*EXERCISE DETAILS:* Without including any pictures, copy each entry below exactly.

+ + + + +

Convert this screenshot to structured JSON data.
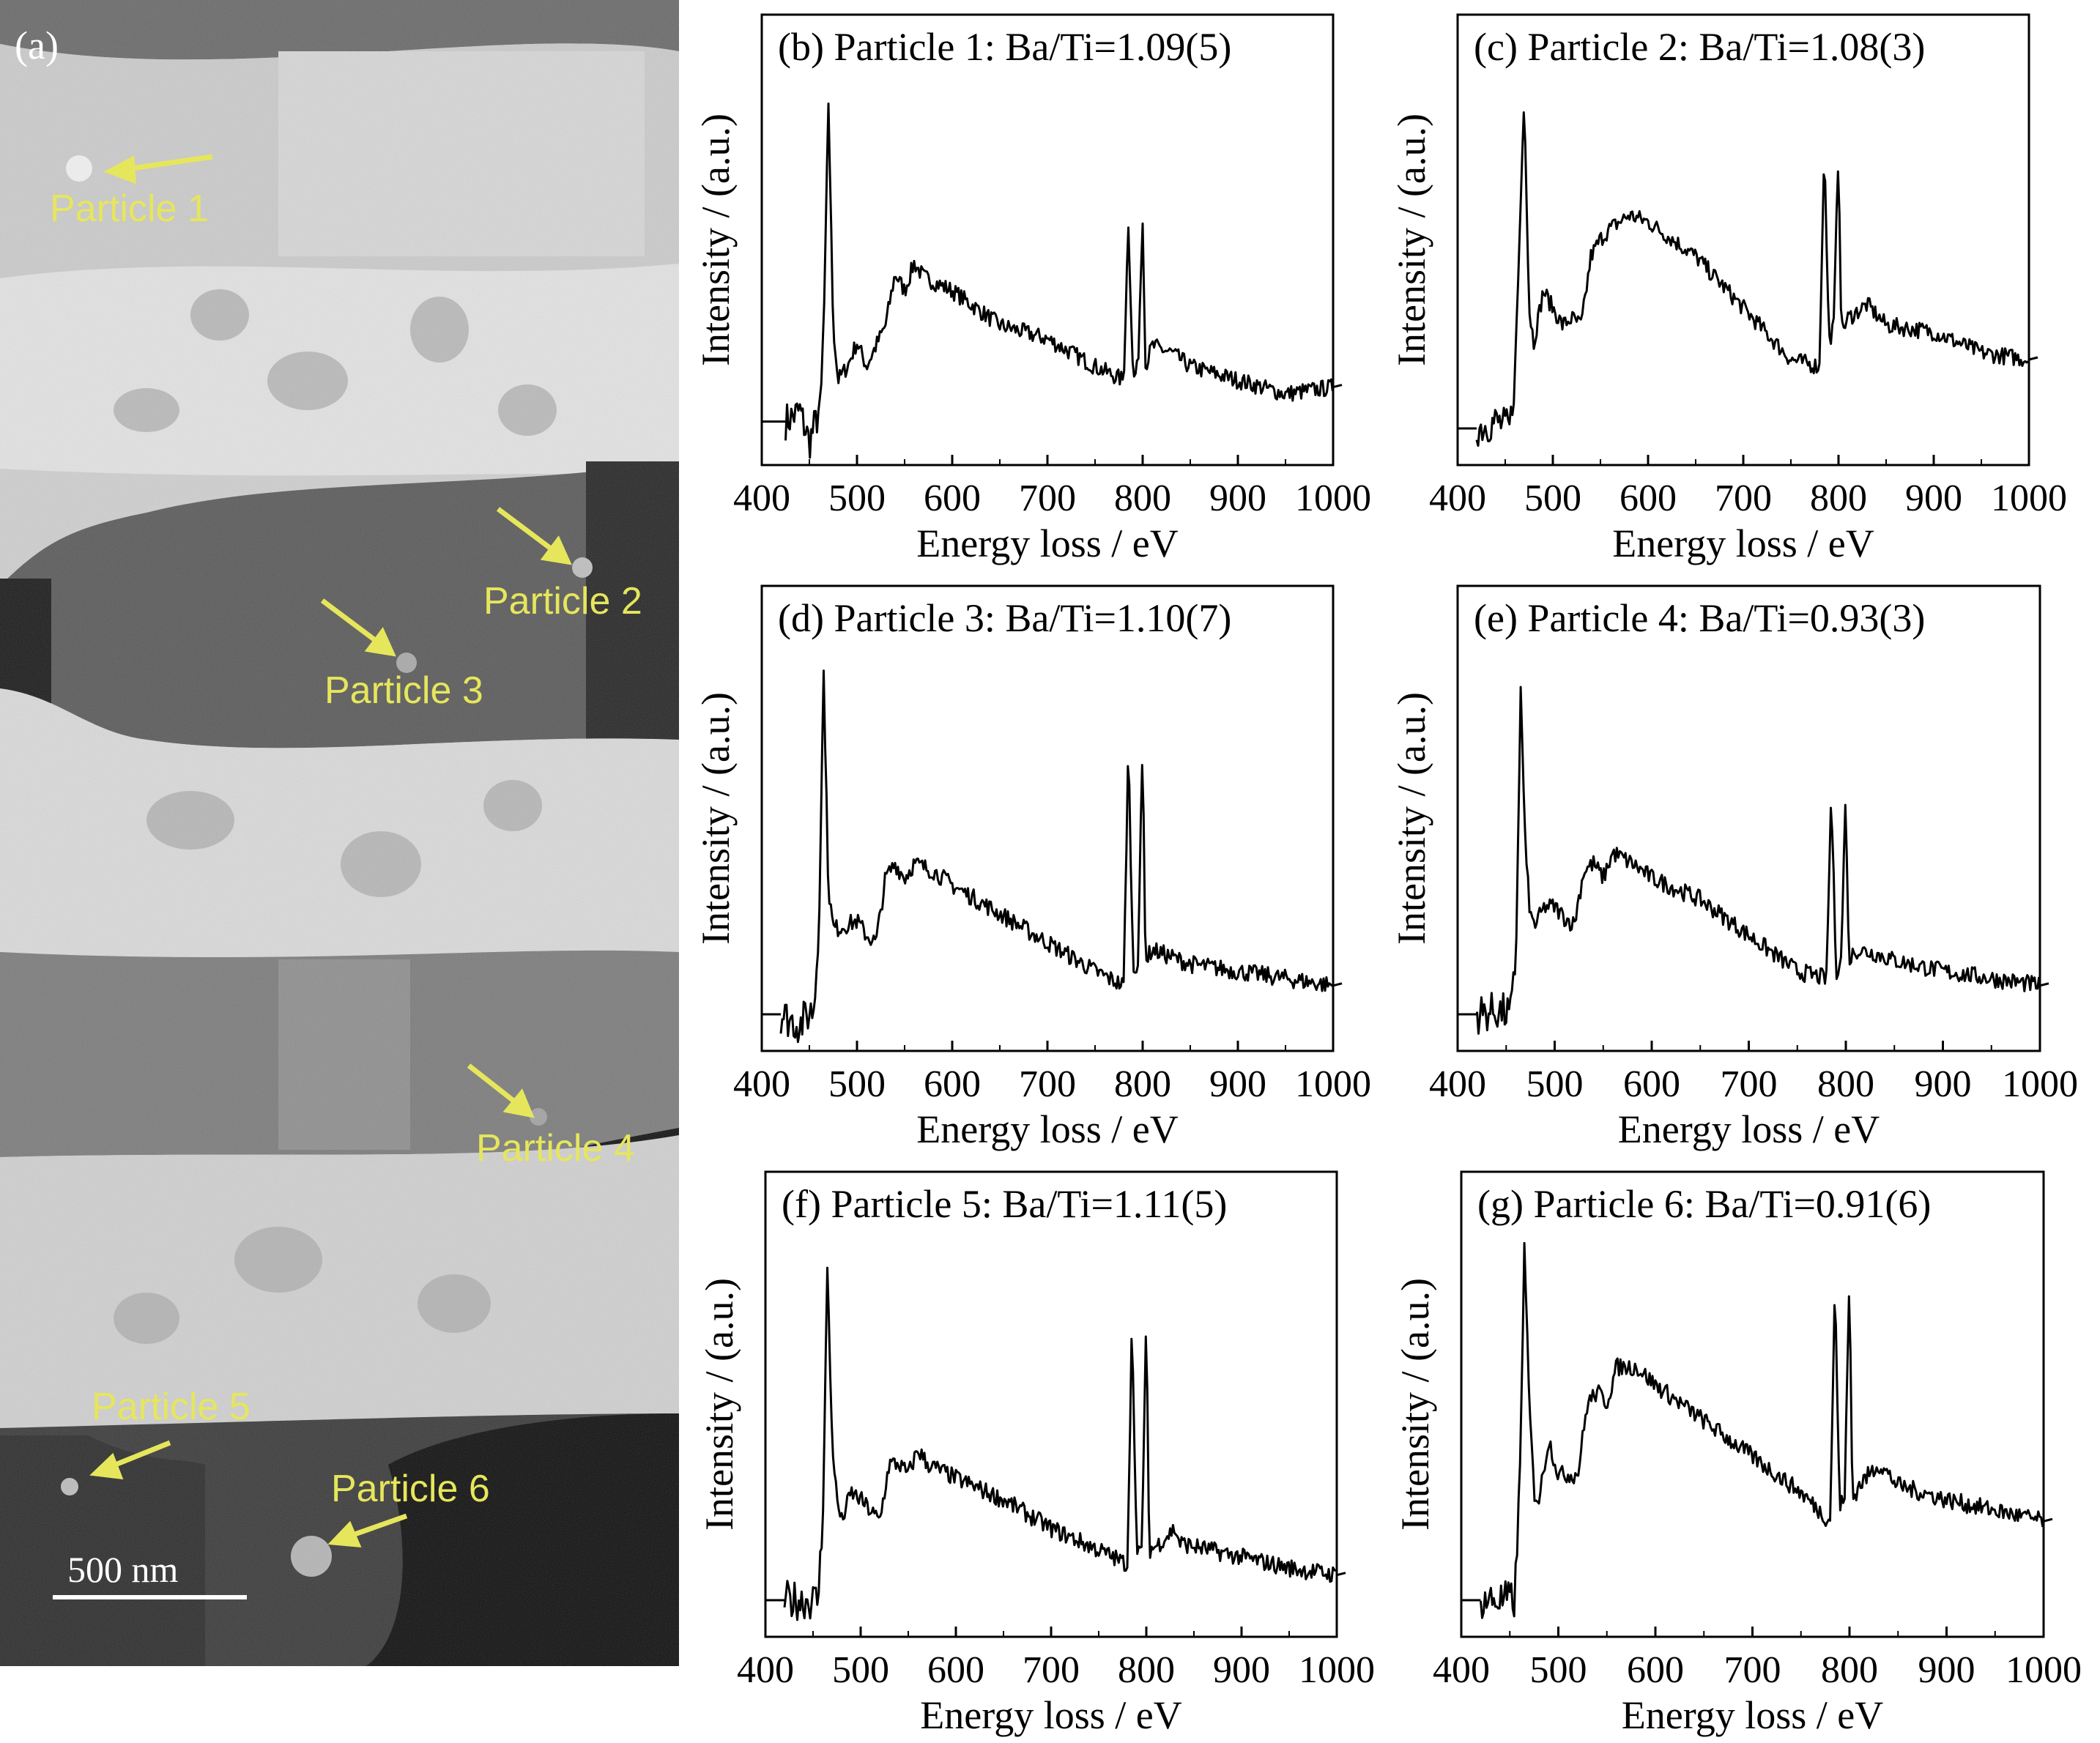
{
  "micrograph": {
    "panel_label": "(a)",
    "scale_bar_label": "500 nm",
    "particle_labels": [
      "Particle 1",
      "Particle 2",
      "Particle 3",
      "Particle 4",
      "Particle 5",
      "Particle 6"
    ],
    "label_color": "#e6e65c"
  },
  "chart_data": [
    {
      "type": "line",
      "panel": "(b)",
      "title": "Particle 1: Ba/Ti=1.09(5)",
      "xlabel": "Energy loss / eV",
      "ylabel": "Intensity / (a.u.)",
      "xlim": [
        400,
        1000
      ],
      "ylim": [
        0,
        1
      ],
      "xticks": [
        "400",
        "500",
        "600",
        "700",
        "800",
        "900",
        "1000"
      ],
      "series": [
        {
          "x": [
            425,
            440,
            450,
            458,
            462,
            466,
            470,
            475,
            480,
            490,
            500,
            510,
            520,
            530,
            540,
            550,
            560,
            570,
            600,
            650,
            700,
            750,
            780,
            785,
            790,
            795,
            800,
            803,
            810,
            830,
            850,
            900,
            950,
            1000
          ],
          "y": [
            0.02,
            0.05,
            -0.04,
            0.03,
            0.08,
            0.4,
            0.95,
            0.3,
            0.14,
            0.18,
            0.25,
            0.18,
            0.24,
            0.3,
            0.45,
            0.4,
            0.48,
            0.44,
            0.4,
            0.3,
            0.26,
            0.18,
            0.14,
            0.6,
            0.14,
            0.18,
            0.62,
            0.18,
            0.24,
            0.22,
            0.18,
            0.14,
            0.1,
            0.12
          ]
        }
      ]
    },
    {
      "type": "line",
      "panel": "(c)",
      "title": "Particle 2: Ba/Ti=1.08(3)",
      "xlabel": "Energy loss / eV",
      "ylabel": "Intensity / (a.u.)",
      "xlim": [
        400,
        1000
      ],
      "ylim": [
        0,
        1
      ],
      "xticks": [
        "400",
        "500",
        "600",
        "700",
        "800",
        "900",
        "1000"
      ],
      "series": [
        {
          "x": [
            420,
            440,
            455,
            460,
            465,
            470,
            475,
            480,
            490,
            500,
            510,
            520,
            530,
            540,
            550,
            560,
            580,
            600,
            650,
            700,
            750,
            780,
            785,
            790,
            795,
            800,
            803,
            810,
            830,
            850,
            900,
            950,
            1000
          ],
          "y": [
            0.0,
            0.02,
            0.0,
            0.15,
            0.55,
            0.98,
            0.35,
            0.25,
            0.4,
            0.35,
            0.3,
            0.32,
            0.3,
            0.5,
            0.55,
            0.58,
            0.62,
            0.6,
            0.5,
            0.35,
            0.2,
            0.18,
            0.82,
            0.25,
            0.3,
            0.82,
            0.28,
            0.32,
            0.36,
            0.3,
            0.28,
            0.22,
            0.2
          ]
        }
      ]
    },
    {
      "type": "line",
      "panel": "(d)",
      "title": "Particle 3: Ba/Ti=1.10(7)",
      "xlabel": "Energy loss / eV",
      "ylabel": "Intensity / (a.u.)",
      "xlim": [
        400,
        1000
      ],
      "ylim": [
        0,
        1
      ],
      "xticks": [
        "400",
        "500",
        "600",
        "700",
        "800",
        "900",
        "1000"
      ],
      "series": [
        {
          "x": [
            420,
            440,
            455,
            460,
            465,
            470,
            475,
            480,
            500,
            510,
            520,
            530,
            540,
            550,
            560,
            580,
            600,
            650,
            700,
            750,
            780,
            785,
            790,
            795,
            800,
            803,
            810,
            830,
            850,
            900,
            950,
            1000
          ],
          "y": [
            0.0,
            -0.03,
            0.02,
            0.25,
            0.95,
            0.35,
            0.24,
            0.24,
            0.26,
            0.22,
            0.2,
            0.38,
            0.42,
            0.38,
            0.42,
            0.4,
            0.36,
            0.28,
            0.2,
            0.12,
            0.08,
            0.75,
            0.12,
            0.15,
            0.75,
            0.15,
            0.18,
            0.16,
            0.14,
            0.12,
            0.1,
            0.08
          ]
        }
      ]
    },
    {
      "type": "line",
      "panel": "(e)",
      "title": "Particle 4: Ba/Ti=0.93(3)",
      "xlabel": "Energy loss / eV",
      "ylabel": "Intensity / (a.u.)",
      "xlim": [
        400,
        1000
      ],
      "ylim": [
        0,
        1
      ],
      "xticks": [
        "400",
        "500",
        "600",
        "700",
        "800",
        "900",
        "1000"
      ],
      "series": [
        {
          "x": [
            420,
            440,
            455,
            460,
            465,
            470,
            475,
            480,
            490,
            500,
            510,
            520,
            530,
            540,
            550,
            560,
            580,
            600,
            650,
            700,
            750,
            780,
            785,
            790,
            795,
            800,
            803,
            810,
            830,
            850,
            900,
            950,
            1000
          ],
          "y": [
            0.0,
            0.01,
            0.0,
            0.15,
            0.9,
            0.45,
            0.27,
            0.25,
            0.3,
            0.3,
            0.27,
            0.25,
            0.4,
            0.42,
            0.38,
            0.45,
            0.42,
            0.38,
            0.32,
            0.22,
            0.12,
            0.1,
            0.62,
            0.12,
            0.15,
            0.62,
            0.15,
            0.18,
            0.17,
            0.15,
            0.12,
            0.1,
            0.08
          ]
        }
      ]
    },
    {
      "type": "line",
      "panel": "(f)",
      "title": "Particle 5: Ba/Ti=1.11(5)",
      "xlabel": "Energy loss / eV",
      "ylabel": "Intensity / (a.u.)",
      "xlim": [
        400,
        1000
      ],
      "ylim": [
        0,
        1
      ],
      "xticks": [
        "400",
        "500",
        "600",
        "700",
        "800",
        "900",
        "1000"
      ],
      "series": [
        {
          "x": [
            420,
            440,
            455,
            460,
            465,
            470,
            475,
            480,
            490,
            500,
            510,
            520,
            530,
            540,
            550,
            560,
            570,
            600,
            650,
            700,
            750,
            780,
            785,
            790,
            795,
            800,
            803,
            810,
            830,
            835,
            850,
            900,
            950,
            1000
          ],
          "y": [
            0.0,
            0.0,
            0.0,
            0.2,
            0.92,
            0.45,
            0.28,
            0.22,
            0.3,
            0.28,
            0.25,
            0.22,
            0.38,
            0.38,
            0.35,
            0.42,
            0.38,
            0.34,
            0.28,
            0.2,
            0.14,
            0.1,
            0.78,
            0.12,
            0.14,
            0.78,
            0.14,
            0.15,
            0.2,
            0.16,
            0.15,
            0.12,
            0.09,
            0.07
          ]
        }
      ]
    },
    {
      "type": "line",
      "panel": "(g)",
      "title": "Particle 6: Ba/Ti=0.91(6)",
      "xlabel": "Energy loss / eV",
      "ylabel": "Intensity / (a.u.)",
      "xlim": [
        400,
        1000
      ],
      "ylim": [
        0,
        1
      ],
      "xticks": [
        "400",
        "500",
        "600",
        "700",
        "800",
        "900",
        "1000"
      ],
      "series": [
        {
          "x": [
            420,
            440,
            455,
            460,
            465,
            470,
            475,
            480,
            490,
            500,
            510,
            520,
            530,
            540,
            550,
            560,
            580,
            600,
            650,
            700,
            750,
            780,
            785,
            790,
            795,
            800,
            803,
            810,
            830,
            850,
            900,
            950,
            1000
          ],
          "y": [
            0.0,
            0.0,
            0.0,
            0.3,
            0.98,
            0.55,
            0.3,
            0.28,
            0.45,
            0.35,
            0.35,
            0.35,
            0.55,
            0.58,
            0.55,
            0.65,
            0.65,
            0.6,
            0.5,
            0.4,
            0.3,
            0.22,
            0.88,
            0.25,
            0.3,
            0.9,
            0.28,
            0.32,
            0.38,
            0.32,
            0.28,
            0.25,
            0.22
          ]
        }
      ]
    }
  ]
}
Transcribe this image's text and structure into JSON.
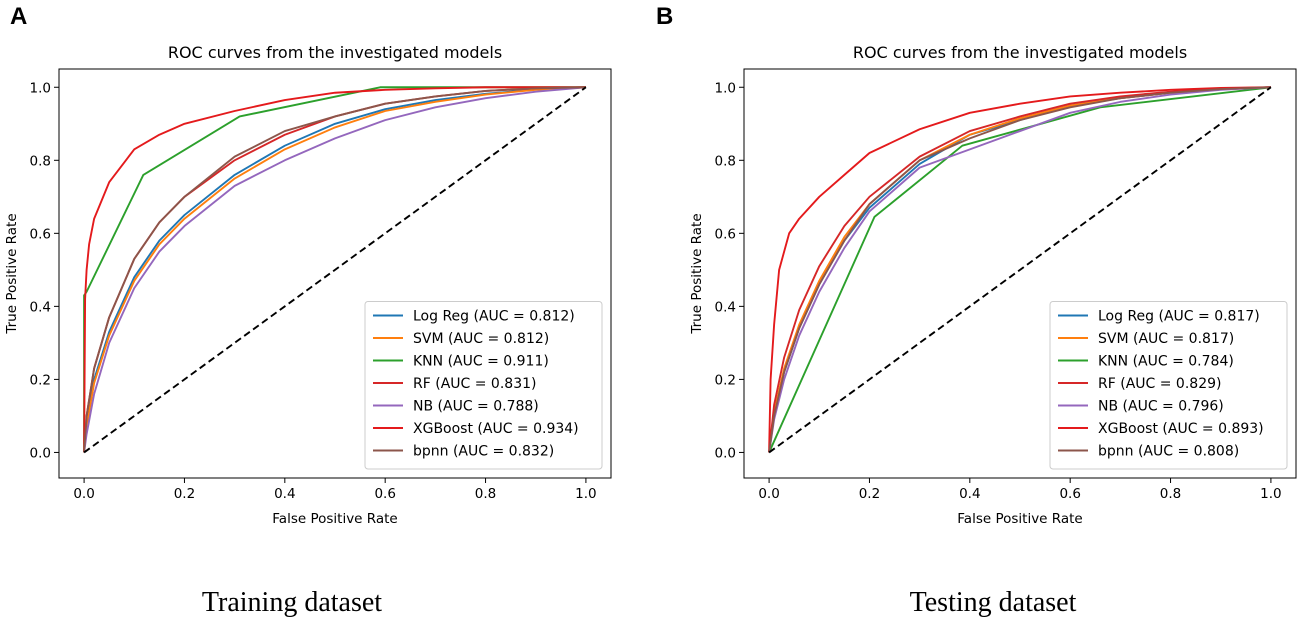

+ + + + +

*ANSWER TO THE TASK:*
Convert this screenshot to structured JSON data.
{
  "micrograph": {
    "panel_label": "(a)",
    "scale_bar_label": "500 nm",
    "particle_labels": [
      "Particle 1",
      "Particle 2",
      "Particle 3",
      "Particle 4",
      "Particle 5",
      "Particle 6"
    ],
    "label_color": "#e6e65c"
  },
  "chart_data": [
    {
      "type": "line",
      "panel": "(b)",
      "title": "Particle 1: Ba/Ti=1.09(5)",
      "xlabel": "Energy loss / eV",
      "ylabel": "Intensity / (a.u.)",
      "xlim": [
        400,
        1000
      ],
      "ylim": [
        0,
        1
      ],
      "xticks": [
        "400",
        "500",
        "600",
        "700",
        "800",
        "900",
        "1000"
      ],
      "series": [
        {
          "x": [
            425,
            440,
            450,
            458,
            462,
            466,
            470,
            475,
            480,
            490,
            500,
            510,
            520,
            530,
            540,
            550,
            560,
            570,
            600,
            650,
            700,
            750,
            780,
            785,
            790,
            795,
            800,
            803,
            810,
            830,
            850,
            900,
            950,
            1000
          ],
          "y": [
            0.02,
            0.05,
            -0.04,
            0.03,
            0.08,
            0.4,
            0.95,
            0.3,
            0.14,
            0.18,
            0.25,
            0.18,
            0.24,
            0.3,
            0.45,
            0.4,
            0.48,
            0.44,
            0.4,
            0.3,
            0.26,
            0.18,
            0.14,
            0.6,
            0.14,
            0.18,
            0.62,
            0.18,
            0.24,
            0.22,
            0.18,
            0.14,
            0.1,
            0.12
          ]
        }
      ]
    },
    {
      "type": "line",
      "panel": "(c)",
      "title": "Particle 2: Ba/Ti=1.08(3)",
      "xlabel": "Energy loss / eV",
      "ylabel": "Intensity / (a.u.)",
      "xlim": [
        400,
        1000
      ],
      "ylim": [
        0,
        1
      ],
      "xticks": [
        "400",
        "500",
        "600",
        "700",
        "800",
        "900",
        "1000"
      ],
      "series": [
        {
          "x": [
            420,
            440,
            455,
            460,
            465,
            470,
            475,
            480,
            490,
            500,
            510,
            520,
            530,
            540,
            550,
            560,
            580,
            600,
            650,
            700,
            750,
            780,
            785,
            790,
            795,
            800,
            803,
            810,
            830,
            850,
            900,
            950,
            1000
          ],
          "y": [
            0.0,
            0.02,
            0.0,
            0.15,
            0.55,
            0.98,
            0.35,
            0.25,
            0.4,
            0.35,
            0.3,
            0.32,
            0.3,
            0.5,
            0.55,
            0.58,
            0.62,
            0.6,
            0.5,
            0.35,
            0.2,
            0.18,
            0.82,
            0.25,
            0.3,
            0.82,
            0.28,
            0.32,
            0.36,
            0.3,
            0.28,
            0.22,
            0.2
          ]
        }
      ]
    },
    {
      "type": "line",
      "panel": "(d)",
      "title": "Particle 3: Ba/Ti=1.10(7)",
      "xlabel": "Energy loss / eV",
      "ylabel": "Intensity / (a.u.)",
      "xlim": [
        400,
        1000
      ],
      "ylim": [
        0,
        1
      ],
      "xticks": [
        "400",
        "500",
        "600",
        "700",
        "800",
        "900",
        "1000"
      ],
      "series": [
        {
          "x": [
            420,
            440,
            455,
            460,
            465,
            470,
            475,
            480,
            500,
            510,
            520,
            530,
            540,
            550,
            560,
            580,
            600,
            650,
            700,
            750,
            780,
            785,
            790,
            795,
            800,
            803,
            810,
            830,
            850,
            900,
            950,
            1000
          ],
          "y": [
            0.0,
            -0.03,
            0.02,
            0.25,
            0.95,
            0.35,
            0.24,
            0.24,
            0.26,
            0.22,
            0.2,
            0.38,
            0.42,
            0.38,
            0.42,
            0.4,
            0.36,
            0.28,
            0.2,
            0.12,
            0.08,
            0.75,
            0.12,
            0.15,
            0.75,
            0.15,
            0.18,
            0.16,
            0.14,
            0.12,
            0.1,
            0.08
          ]
        }
      ]
    },
    {
      "type": "line",
      "panel": "(e)",
      "title": "Particle 4: Ba/Ti=0.93(3)",
      "xlabel": "Energy loss / eV",
      "ylabel": "Intensity / (a.u.)",
      "xlim": [
        400,
        1000
      ],
      "ylim": [
        0,
        1
      ],
      "xticks": [
        "400",
        "500",
        "600",
        "700",
        "800",
        "900",
        "1000"
      ],
      "series": [
        {
          "x": [
            420,
            440,
            455,
            460,
            465,
            470,
            475,
            480,
            490,
            500,
            510,
            520,
            530,
            540,
            550,
            560,
            580,
            600,
            650,
            700,
            750,
            780,
            785,
            790,
            795,
            800,
            803,
            810,
            830,
            850,
            900,
            950,
            1000
          ],
          "y": [
            0.0,
            0.01,
            0.0,
            0.15,
            0.9,
            0.45,
            0.27,
            0.25,
            0.3,
            0.3,
            0.27,
            0.25,
            0.4,
            0.42,
            0.38,
            0.45,
            0.42,
            0.38,
            0.32,
            0.22,
            0.12,
            0.1,
            0.62,
            0.12,
            0.15,
            0.62,
            0.15,
            0.18,
            0.17,
            0.15,
            0.12,
            0.1,
            0.08
          ]
        }
      ]
    },
    {
      "type": "line",
      "panel": "(f)",
      "title": "Particle 5: Ba/Ti=1.11(5)",
      "xlabel": "Energy loss / eV",
      "ylabel": "Intensity / (a.u.)",
      "xlim": [
        400,
        1000
      ],
      "ylim": [
        0,
        1
      ],
      "xticks": [
        "400",
        "500",
        "600",
        "700",
        "800",
        "900",
        "1000"
      ],
      "series": [
        {
          "x": [
            420,
            440,
            455,
            460,
            465,
            470,
            475,
            480,
            490,
            500,
            510,
            520,
            530,
            540,
            550,
            560,
            570,
            600,
            650,
            700,
            750,
            780,
            785,
            790,
            795,
            800,
            803,
            810,
            830,
            835,
            850,
            900,
            950,
            1000
          ],
          "y": [
            0.0,
            0.0,
            0.0,
            0.2,
            0.92,
            0.45,
            0.28,
            0.22,
            0.3,
            0.28,
            0.25,
            0.22,
            0.38,
            0.38,
            0.35,
            0.42,
            0.38,
            0.34,
            0.28,
            0.2,
            0.14,
            0.1,
            0.78,
            0.12,
            0.14,
            0.78,
            0.14,
            0.15,
            0.2,
            0.16,
            0.15,
            0.12,
            0.09,
            0.07
          ]
        }
      ]
    },
    {
      "type": "line",
      "panel": "(g)",
      "title": "Particle 6: Ba/Ti=0.91(6)",
      "xlabel": "Energy loss / eV",
      "ylabel": "Intensity / (a.u.)",
      "xlim": [
        400,
        1000
      ],
      "ylim": [
        0,
        1
      ],
      "xticks": [
        "400",
        "500",
        "600",
        "700",
        "800",
        "900",
        "1000"
      ],
      "series": [
        {
          "x": [
            420,
            440,
            455,
            460,
            465,
            470,
            475,
            480,
            490,
            500,
            510,
            520,
            530,
            540,
            550,
            560,
            580,
            600,
            650,
            700,
            750,
            780,
            785,
            790,
            795,
            800,
            803,
            810,
            830,
            850,
            900,
            950,
            1000
          ],
          "y": [
            0.0,
            0.0,
            0.0,
            0.3,
            0.98,
            0.55,
            0.3,
            0.28,
            0.45,
            0.35,
            0.35,
            0.35,
            0.55,
            0.58,
            0.55,
            0.65,
            0.65,
            0.6,
            0.5,
            0.4,
            0.3,
            0.22,
            0.88,
            0.25,
            0.3,
            0.9,
            0.28,
            0.32,
            0.38,
            0.32,
            0.28,
            0.25,
            0.22
          ]
        }
      ]
    }
  ]
}
Transcribe this image's text and structure into JSON.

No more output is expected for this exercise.